◆ **SET TASK**
Reproduce the records below exactly as they appear.

## Start RECORDED INFORMATION

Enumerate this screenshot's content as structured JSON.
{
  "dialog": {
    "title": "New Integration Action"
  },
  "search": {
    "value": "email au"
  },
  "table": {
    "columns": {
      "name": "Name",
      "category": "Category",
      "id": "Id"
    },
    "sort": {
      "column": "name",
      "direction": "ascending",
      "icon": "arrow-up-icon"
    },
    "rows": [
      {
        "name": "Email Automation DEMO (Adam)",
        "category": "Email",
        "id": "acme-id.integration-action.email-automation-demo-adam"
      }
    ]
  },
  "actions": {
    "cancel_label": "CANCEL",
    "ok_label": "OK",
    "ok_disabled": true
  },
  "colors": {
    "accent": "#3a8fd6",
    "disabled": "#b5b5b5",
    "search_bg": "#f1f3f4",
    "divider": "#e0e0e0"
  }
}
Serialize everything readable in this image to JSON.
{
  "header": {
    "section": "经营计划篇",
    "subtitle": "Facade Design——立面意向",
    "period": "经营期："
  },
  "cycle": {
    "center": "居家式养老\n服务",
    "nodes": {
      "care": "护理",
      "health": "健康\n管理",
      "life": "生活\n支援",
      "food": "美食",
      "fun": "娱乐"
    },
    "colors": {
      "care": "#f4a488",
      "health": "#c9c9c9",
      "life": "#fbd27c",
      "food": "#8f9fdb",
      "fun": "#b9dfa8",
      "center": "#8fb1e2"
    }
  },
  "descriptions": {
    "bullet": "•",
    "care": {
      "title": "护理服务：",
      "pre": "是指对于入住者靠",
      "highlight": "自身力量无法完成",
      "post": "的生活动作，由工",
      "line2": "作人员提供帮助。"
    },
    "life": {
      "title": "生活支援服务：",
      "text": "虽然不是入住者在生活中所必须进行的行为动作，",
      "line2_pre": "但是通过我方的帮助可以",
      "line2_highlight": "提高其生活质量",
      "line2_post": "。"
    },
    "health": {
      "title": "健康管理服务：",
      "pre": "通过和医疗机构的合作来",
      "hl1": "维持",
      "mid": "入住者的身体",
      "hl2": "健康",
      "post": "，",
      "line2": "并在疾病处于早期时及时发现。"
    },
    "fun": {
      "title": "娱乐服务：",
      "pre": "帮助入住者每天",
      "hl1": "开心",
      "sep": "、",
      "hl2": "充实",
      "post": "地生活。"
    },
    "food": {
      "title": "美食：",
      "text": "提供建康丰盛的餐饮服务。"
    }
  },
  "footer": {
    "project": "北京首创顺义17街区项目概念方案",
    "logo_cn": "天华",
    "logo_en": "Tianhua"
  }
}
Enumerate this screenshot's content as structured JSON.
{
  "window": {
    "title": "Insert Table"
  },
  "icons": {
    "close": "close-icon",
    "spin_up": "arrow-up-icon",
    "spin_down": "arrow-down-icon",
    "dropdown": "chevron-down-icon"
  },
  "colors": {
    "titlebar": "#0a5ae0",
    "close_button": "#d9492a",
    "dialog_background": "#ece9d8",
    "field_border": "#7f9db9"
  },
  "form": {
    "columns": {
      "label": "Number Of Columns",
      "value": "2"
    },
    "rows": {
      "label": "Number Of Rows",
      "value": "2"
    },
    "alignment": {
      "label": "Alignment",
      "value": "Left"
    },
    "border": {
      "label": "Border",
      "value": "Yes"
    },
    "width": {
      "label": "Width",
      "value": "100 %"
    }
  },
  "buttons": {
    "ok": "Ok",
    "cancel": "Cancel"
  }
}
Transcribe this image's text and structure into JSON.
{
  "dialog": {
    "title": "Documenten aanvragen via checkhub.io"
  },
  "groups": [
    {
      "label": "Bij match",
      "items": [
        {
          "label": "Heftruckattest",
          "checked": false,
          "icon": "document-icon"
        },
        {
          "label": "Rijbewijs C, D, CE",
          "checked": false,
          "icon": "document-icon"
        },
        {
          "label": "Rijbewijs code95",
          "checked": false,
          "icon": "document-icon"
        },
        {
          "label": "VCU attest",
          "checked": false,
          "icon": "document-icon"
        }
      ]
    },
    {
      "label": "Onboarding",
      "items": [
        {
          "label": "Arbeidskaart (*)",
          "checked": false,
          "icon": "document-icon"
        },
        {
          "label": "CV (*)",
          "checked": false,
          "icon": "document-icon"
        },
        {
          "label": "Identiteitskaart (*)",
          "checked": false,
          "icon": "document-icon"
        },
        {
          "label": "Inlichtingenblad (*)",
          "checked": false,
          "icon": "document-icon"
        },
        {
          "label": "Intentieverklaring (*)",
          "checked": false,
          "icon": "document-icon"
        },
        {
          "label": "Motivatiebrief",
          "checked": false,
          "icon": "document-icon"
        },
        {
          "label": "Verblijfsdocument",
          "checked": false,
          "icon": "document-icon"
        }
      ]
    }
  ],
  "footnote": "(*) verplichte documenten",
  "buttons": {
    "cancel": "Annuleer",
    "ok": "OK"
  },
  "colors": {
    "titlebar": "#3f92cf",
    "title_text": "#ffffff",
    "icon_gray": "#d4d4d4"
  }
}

## End RECORDED INFORMATION

◆ **EXERCISE RESPONSE**
Enumerate this screenshot's content as structured JSON.
{
  "dialog": {
    "title": "New Integration Action"
  },
  "search": {
    "value": "email au"
  },
  "table": {
    "columns": {
      "name": "Name",
      "category": "Category",
      "id": "Id"
    },
    "sort": {
      "column": "name",
      "direction": "ascending",
      "icon": "arrow-up-icon"
    },
    "rows": [
      {
        "name": "Email Automation DEMO (Adam)",
        "category": "Email",
        "id": "acme-id.integration-action.email-automation-demo-adam"
      }
    ]
  },
  "actions": {
    "cancel_label": "CANCEL",
    "ok_label": "OK",
    "ok_disabled": true
  },
  "colors": {
    "accent": "#3a8fd6",
    "disabled": "#b5b5b5",
    "search_bg": "#f1f3f4",
    "divider": "#e0e0e0"
  }
}
Serialize everything readable in this image to JSON.
{
  "header": {
    "section": "经营计划篇",
    "subtitle": "Facade Design——立面意向",
    "period": "经营期："
  },
  "cycle": {
    "center": "居家式养老\n服务",
    "nodes": {
      "care": "护理",
      "health": "健康\n管理",
      "life": "生活\n支援",
      "food": "美食",
      "fun": "娱乐"
    },
    "colors": {
      "care": "#f4a488",
      "health": "#c9c9c9",
      "life": "#fbd27c",
      "food": "#8f9fdb",
      "fun": "#b9dfa8",
      "center": "#8fb1e2"
    }
  },
  "descriptions": {
    "bullet": "•",
    "care": {
      "title": "护理服务：",
      "pre": "是指对于入住者靠",
      "highlight": "自身力量无法完成",
      "post": "的生活动作，由工",
      "line2": "作人员提供帮助。"
    },
    "life": {
      "title": "生活支援服务：",
      "text": "虽然不是入住者在生活中所必须进行的行为动作，",
      "line2_pre": "但是通过我方的帮助可以",
      "line2_highlight": "提高其生活质量",
      "line2_post": "。"
    },
    "health": {
      "title": "健康管理服务：",
      "pre": "通过和医疗机构的合作来",
      "hl1": "维持",
      "mid": "入住者的身体",
      "hl2": "健康",
      "post": "，",
      "line2": "并在疾病处于早期时及时发现。"
    },
    "fun": {
      "title": "娱乐服务：",
      "pre": "帮助入住者每天",
      "hl1": "开心",
      "sep": "、",
      "hl2": "充实",
      "post": "地生活。"
    },
    "food": {
      "title": "美食：",
      "text": "提供建康丰盛的餐饮服务。"
    }
  },
  "footer": {
    "project": "北京首创顺义17街区项目概念方案",
    "logo_cn": "天华",
    "logo_en": "Tianhua"
  }
}
Enumerate this screenshot's content as structured JSON.
{
  "window": {
    "title": "Insert Table"
  },
  "icons": {
    "close": "close-icon",
    "spin_up": "arrow-up-icon",
    "spin_down": "arrow-down-icon",
    "dropdown": "chevron-down-icon"
  },
  "colors": {
    "titlebar": "#0a5ae0",
    "close_button": "#d9492a",
    "dialog_background": "#ece9d8",
    "field_border": "#7f9db9"
  },
  "form": {
    "columns": {
      "label": "Number Of Columns",
      "value": "2"
    },
    "rows": {
      "label": "Number Of Rows",
      "value": "2"
    },
    "alignment": {
      "label": "Alignment",
      "value": "Left"
    },
    "border": {
      "label": "Border",
      "value": "Yes"
    },
    "width": {
      "label": "Width",
      "value": "100 %"
    }
  },
  "buttons": {
    "ok": "Ok",
    "cancel": "Cancel"
  }
}
Transcribe this image's text and structure into JSON.
{
  "dialog": {
    "title": "Documenten aanvragen via checkhub.io"
  },
  "groups": [
    {
      "label": "Bij match",
      "items": [
        {
          "label": "Heftruckattest",
          "checked": false,
          "icon": "document-icon"
        },
        {
          "label": "Rijbewijs C, D, CE",
          "checked": false,
          "icon": "document-icon"
        },
        {
          "label": "Rijbewijs code95",
          "checked": false,
          "icon": "document-icon"
        },
        {
          "label": "VCU attest",
          "checked": false,
          "icon": "document-icon"
        }
      ]
    },
    {
      "label": "Onboarding",
      "items": [
        {
          "label": "Arbeidskaart (*)",
          "checked": false,
          "icon": "document-icon"
        },
        {
          "label": "CV (*)",
          "checked": false,
          "icon": "document-icon"
        },
        {
          "label": "Identiteitskaart (*)",
          "checked": false,
          "icon": "document-icon"
        },
        {
          "label": "Inlichtingenblad (*)",
          "checked": false,
          "icon": "document-icon"
        },
        {
          "label": "Intentieverklaring (*)",
          "checked": false,
          "icon": "document-icon"
        },
        {
          "label": "Motivatiebrief",
          "checked": false,
          "icon": "document-icon"
        },
        {
          "label": "Verblijfsdocument",
          "checked": false,
          "icon": "document-icon"
        }
      ]
    }
  ],
  "footnote": "(*) verplichte documenten",
  "buttons": {
    "cancel": "Annuleer",
    "ok": "OK"
  },
  "colors": {
    "titlebar": "#3f92cf",
    "title_text": "#ffffff",
    "icon_gray": "#d4d4d4"
  }
}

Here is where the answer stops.